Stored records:
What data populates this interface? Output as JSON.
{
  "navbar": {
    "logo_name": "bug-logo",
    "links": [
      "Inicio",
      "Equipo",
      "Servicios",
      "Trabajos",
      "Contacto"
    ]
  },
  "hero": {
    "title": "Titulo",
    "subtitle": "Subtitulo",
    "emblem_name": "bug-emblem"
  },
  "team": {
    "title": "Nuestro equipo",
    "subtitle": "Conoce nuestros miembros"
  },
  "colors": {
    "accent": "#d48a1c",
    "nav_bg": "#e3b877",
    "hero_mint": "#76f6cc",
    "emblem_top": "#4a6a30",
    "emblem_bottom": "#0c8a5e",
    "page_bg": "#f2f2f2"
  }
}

| Direction |
Copy the material above verbatim.

| Answer to the exercise |
What data populates this interface? Output as JSON.
{
  "navbar": {
    "logo_name": "bug-logo",
    "links": [
      "Inicio",
      "Equipo",
      "Servicios",
      "Trabajos",
      "Contacto"
    ]
  },
  "hero": {
    "title": "Titulo",
    "subtitle": "Subtitulo",
    "emblem_name": "bug-emblem"
  },
  "team": {
    "title": "Nuestro equipo",
    "subtitle": "Conoce nuestros miembros"
  },
  "colors": {
    "accent": "#d48a1c",
    "nav_bg": "#e3b877",
    "hero_mint": "#76f6cc",
    "emblem_top": "#4a6a30",
    "emblem_bottom": "#0c8a5e",
    "page_bg": "#f2f2f2"
  }
}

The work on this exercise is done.